- Given exercise -
Repeat each entry word for word. Leave any images out of the copy.

- Material -
[start]

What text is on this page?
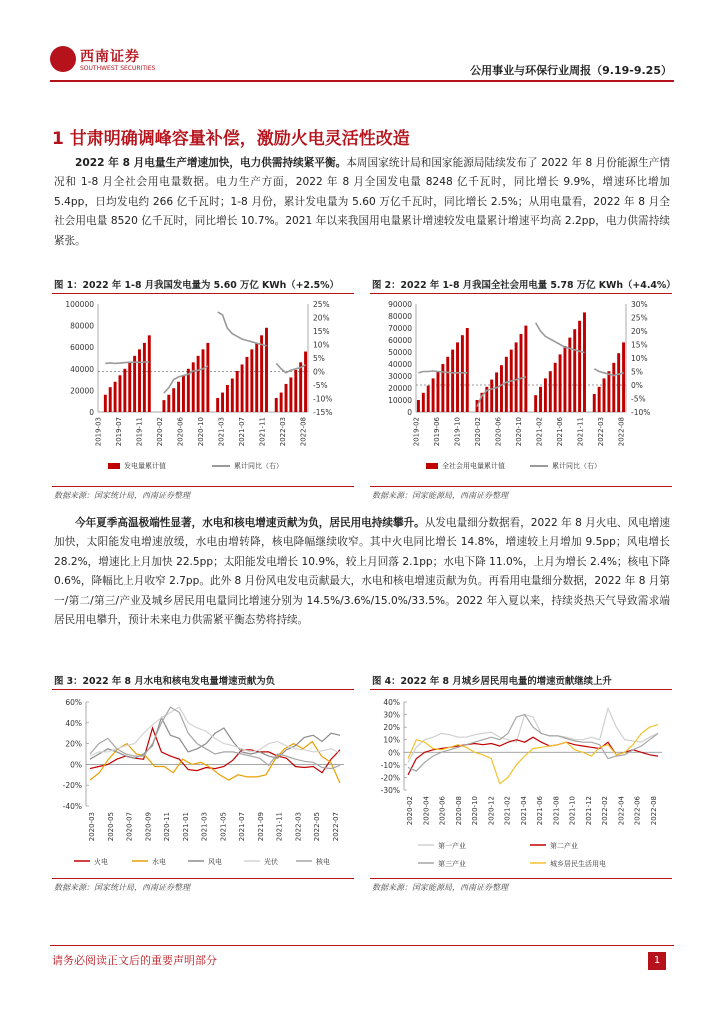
西南证券
SOUTHWEST SECURITIES	公用事业与环保行业周报（9.19-9.25）
1 甘肃明确调峰容量补偿，激励火电灵活性改造
2022 年 8 月电量生产增速加快，电力供需持续紧平衡。本周国家统计局和国家能源局陆续发布了 2022 年 8 月份能源生产情况和 1-8 月全社会用电量数据。电力生产方面，2022 年 8 月全国发电量 8248 亿千瓦时，同比增长 9.9%，增速环比增加 5.4pp，日均发电约 266 亿千瓦时；1-8 月份，累计发电量为 5.60 万亿千瓦时，同比增长 2.5%；从用电量看，2022 年 8 月全社会用电量 8520 亿千瓦时，同比增长 10.7%。2021 年以来我国用电量累计增速较发电量累计增速平均高 2.2pp，电力供需持续紧张。
图 1：2022 年 1-8 月我国发电量为 5.60 万亿 KWh（+2.5%）
0
20000
40000
60000
80000
100000	25%
20%
15%
10%
5%
0%
-5%
-10%
-15%
2019-03 2019-07 2019-11 2020-02 2020-06 2020-10 2021-03 2021-07 2021-11 2022-03 2022-08
发电量累计值	累计同比（右）
数据来源：国家统计局，西南证券整理
图 2：2022 年 1-8 月我国全社会用电量 5.78 万亿 KWh（+4.4%）
0
10000
20000
30000
40000
50000
60000
70000
80000
90000	30%
25%
20%
15%
10%
5%
0%
-5%
-10%
2019-02 2019-06 2019-10 2020-02 2020-06 2020-10 2021-02 2021-06 2021-11 2022-03 2022-08
全社会用电量累计值	累计同比（右）
数据来源：国家能源局，西南证券整理
今年夏季高温极端性显著，水电和核电增速贡献为负，居民用电持续攀升。从发电量细分数据看，2022 年 8 月火电、风电增速加快，太阳能发电增速放缓，水电由增转降，核电降幅继续收窄。其中火电同比增长 14.8%，增速较上月增加 9.5pp；风电增长 28.2%，增速比上月加快 22.5pp；太阳能发电增长 10.9%，较上月回落 2.1pp；水电下降 11.0%，上月为增长 2.4%；核电下降 0.6%，降幅比上月收窄 2.7pp。此外 8 月份风电发电贡献最大，水电和核电增速贡献为负。再看用电量细分数据，2022 年 8 月第一/第二/第三/产业及城乡居民用电量同比增速分别为 14.5%/3.6%/15.0%/33.5%。2022 年入夏以来，持续炎热天气导致需求端居民用电攀升，预计未来电力供需紧平衡态势将持续。
图 3：2022 年 8 月水电和核电发电量增速贡献为负
60%
40%
20%
0%
-20%
-40%
2020-03 2020-05 2020-07 2020-09 2020-11 2021-01 2021-03 2021-05 2021-07 2021-09 2021-11 2022-03 2022-05 2022-07
火电	水电	风电	光伏	核电
数据来源：国家统计局，西南证券整理
图 4：2022 年 8 月城乡居民用电量的增速贡献继续上升
40%
30%
20%
10%
0%
-10%
-20%
-30%
2020-02 2020-04 2020-06 2020-08 2020-10 2020-12 2021-02 2021-04 2021-06 2021-08 2021-10 2021-12 2022-02 2022-04 2022-06 2022-08
第一产业	第二产业
第三产业	城乡居民生活用电
数据来源：国家能源局，西南证券整理
请务必阅读正文后的重要声明部分	1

[end]

- Answer below -
What text is on this page?
西南证券
SOUTHWEST SECURITIES	公用事业与环保行业周报（9.19-9.25）
1 甘肃明确调峰容量补偿，激励火电灵活性改造
2022 年 8 月电量生产增速加快，电力供需持续紧平衡。本周国家统计局和国家能源局陆续发布了 2022 年 8 月份能源生产情况和 1-8 月全社会用电量数据。电力生产方面，2022 年 8 月全国发电量 8248 亿千瓦时，同比增长 9.9%，增速环比增加 5.4pp，日均发电约 266 亿千瓦时；1-8 月份，累计发电量为 5.60 万亿千瓦时，同比增长 2.5%；从用电量看，2022 年 8 月全社会用电量 8520 亿千瓦时，同比增长 10.7%。2021 年以来我国用电量累计增速较发电量累计增速平均高 2.2pp，电力供需持续紧张。
图 1：2022 年 1-8 月我国发电量为 5.60 万亿 KWh（+2.5%）
0
20000
40000
60000
80000
100000	25%
20%
15%
10%
5%
0%
-5%
-10%
-15%
2019-03 2019-07 2019-11 2020-02 2020-06 2020-10 2021-03 2021-07 2021-11 2022-03 2022-08
发电量累计值	累计同比（右）
数据来源：国家统计局，西南证券整理
图 2：2022 年 1-8 月我国全社会用电量 5.78 万亿 KWh（+4.4%）
0
10000
20000
30000
40000
50000
60000
70000
80000
90000	30%
25%
20%
15%
10%
5%
0%
-5%
-10%
2019-02 2019-06 2019-10 2020-02 2020-06 2020-10 2021-02 2021-06 2021-11 2022-03 2022-08
全社会用电量累计值	累计同比（右）
数据来源：国家能源局，西南证券整理
今年夏季高温极端性显著，水电和核电增速贡献为负，居民用电持续攀升。从发电量细分数据看，2022 年 8 月火电、风电增速加快，太阳能发电增速放缓，水电由增转降，核电降幅继续收窄。其中火电同比增长 14.8%，增速较上月增加 9.5pp；风电增长 28.2%，增速比上月加快 22.5pp；太阳能发电增长 10.9%，较上月回落 2.1pp；水电下降 11.0%，上月为增长 2.4%；核电下降 0.6%，降幅比上月收窄 2.7pp。此外 8 月份风电发电贡献最大，水电和核电增速贡献为负。再看用电量细分数据，2022 年 8 月第一/第二/第三/产业及城乡居民用电量同比增速分别为 14.5%/3.6%/15.0%/33.5%。2022 年入夏以来，持续炎热天气导致需求端居民用电攀升，预计未来电力供需紧平衡态势将持续。
图 3：2022 年 8 月水电和核电发电量增速贡献为负
60%
40%
20%
0%
-20%
-40%
2020-03 2020-05 2020-07 2020-09 2020-11 2021-01 2021-03 2021-05 2021-07 2021-09 2021-11 2022-03 2022-05 2022-07
火电	水电	风电	光伏	核电
数据来源：国家统计局，西南证券整理
图 4：2022 年 8 月城乡居民用电量的增速贡献继续上升
40%
30%
20%
10%
0%
-10%
-20%
-30%
2020-02 2020-04 2020-06 2020-08 2020-10 2020-12 2021-02 2021-04 2021-06 2021-08 2021-10 2021-12 2022-02 2022-04 2022-06 2022-08
第一产业	第二产业
第三产业	城乡居民生活用电
数据来源：国家能源局，西南证券整理
请务必阅读正文后的重要声明部分	1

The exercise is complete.